# Instructions for the task
Restate all the material verbatim, except for the pictures.

# Record list
::::::::::

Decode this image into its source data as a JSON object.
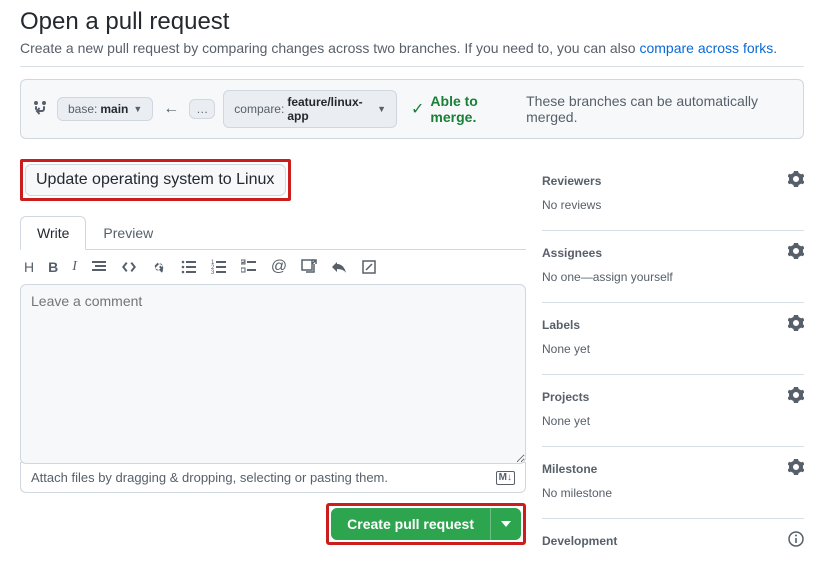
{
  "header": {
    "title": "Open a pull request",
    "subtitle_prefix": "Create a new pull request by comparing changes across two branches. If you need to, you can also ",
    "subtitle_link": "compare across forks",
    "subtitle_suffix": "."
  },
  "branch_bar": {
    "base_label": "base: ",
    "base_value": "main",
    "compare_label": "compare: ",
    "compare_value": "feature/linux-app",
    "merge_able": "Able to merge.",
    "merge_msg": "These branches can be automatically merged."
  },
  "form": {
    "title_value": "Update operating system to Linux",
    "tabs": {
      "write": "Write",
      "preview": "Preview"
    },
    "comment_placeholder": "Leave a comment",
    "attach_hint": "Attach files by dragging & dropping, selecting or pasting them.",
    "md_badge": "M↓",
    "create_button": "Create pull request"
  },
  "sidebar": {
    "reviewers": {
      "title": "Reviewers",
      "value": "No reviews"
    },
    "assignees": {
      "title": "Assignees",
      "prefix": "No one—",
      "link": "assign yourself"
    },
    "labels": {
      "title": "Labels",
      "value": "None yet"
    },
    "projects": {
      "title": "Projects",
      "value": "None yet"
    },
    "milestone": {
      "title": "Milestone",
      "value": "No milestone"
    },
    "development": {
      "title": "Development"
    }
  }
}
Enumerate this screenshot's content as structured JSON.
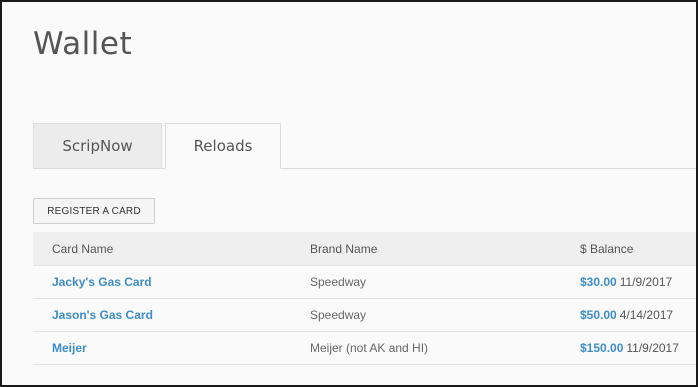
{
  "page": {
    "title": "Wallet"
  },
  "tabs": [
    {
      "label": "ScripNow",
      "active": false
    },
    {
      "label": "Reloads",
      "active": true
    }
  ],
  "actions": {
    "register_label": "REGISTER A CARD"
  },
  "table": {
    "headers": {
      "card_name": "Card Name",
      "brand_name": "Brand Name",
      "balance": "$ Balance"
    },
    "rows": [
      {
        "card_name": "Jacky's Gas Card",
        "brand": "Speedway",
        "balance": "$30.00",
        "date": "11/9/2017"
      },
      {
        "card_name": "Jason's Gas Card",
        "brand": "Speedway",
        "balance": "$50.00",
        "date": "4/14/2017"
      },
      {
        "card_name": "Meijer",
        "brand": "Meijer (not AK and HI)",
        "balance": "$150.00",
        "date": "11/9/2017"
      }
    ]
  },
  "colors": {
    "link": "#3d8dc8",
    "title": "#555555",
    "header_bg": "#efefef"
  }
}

::::::::::

# Written answer
Decode this image into its source data as a JSON object.
{
  "header": {
    "title": "Open a pull request",
    "subtitle_prefix": "Create a new pull request by comparing changes across two branches. If you need to, you can also ",
    "subtitle_link": "compare across forks",
    "subtitle_suffix": "."
  },
  "branch_bar": {
    "base_label": "base: ",
    "base_value": "main",
    "compare_label": "compare: ",
    "compare_value": "feature/linux-app",
    "merge_able": "Able to merge.",
    "merge_msg": "These branches can be automatically merged."
  },
  "form": {
    "title_value": "Update operating system to Linux",
    "tabs": {
      "write": "Write",
      "preview": "Preview"
    },
    "comment_placeholder": "Leave a comment",
    "attach_hint": "Attach files by dragging & dropping, selecting or pasting them.",
    "md_badge": "M↓",
    "create_button": "Create pull request"
  },
  "sidebar": {
    "reviewers": {
      "title": "Reviewers",
      "value": "No reviews"
    },
    "assignees": {
      "title": "Assignees",
      "prefix": "No one—",
      "link": "assign yourself"
    },
    "labels": {
      "title": "Labels",
      "value": "None yet"
    },
    "projects": {
      "title": "Projects",
      "value": "None yet"
    },
    "milestone": {
      "title": "Milestone",
      "value": "No milestone"
    },
    "development": {
      "title": "Development"
    }
  }
}
Enumerate this screenshot's content as structured JSON.
{
  "page": {
    "title": "Wallet"
  },
  "tabs": [
    {
      "label": "ScripNow",
      "active": false
    },
    {
      "label": "Reloads",
      "active": true
    }
  ],
  "actions": {
    "register_label": "REGISTER A CARD"
  },
  "table": {
    "headers": {
      "card_name": "Card Name",
      "brand_name": "Brand Name",
      "balance": "$ Balance"
    },
    "rows": [
      {
        "card_name": "Jacky's Gas Card",
        "brand": "Speedway",
        "balance": "$30.00",
        "date": "11/9/2017"
      },
      {
        "card_name": "Jason's Gas Card",
        "brand": "Speedway",
        "balance": "$50.00",
        "date": "4/14/2017"
      },
      {
        "card_name": "Meijer",
        "brand": "Meijer (not AK and HI)",
        "balance": "$150.00",
        "date": "11/9/2017"
      }
    ]
  },
  "colors": {
    "link": "#3d8dc8",
    "title": "#555555",
    "header_bg": "#efefef"
  }
}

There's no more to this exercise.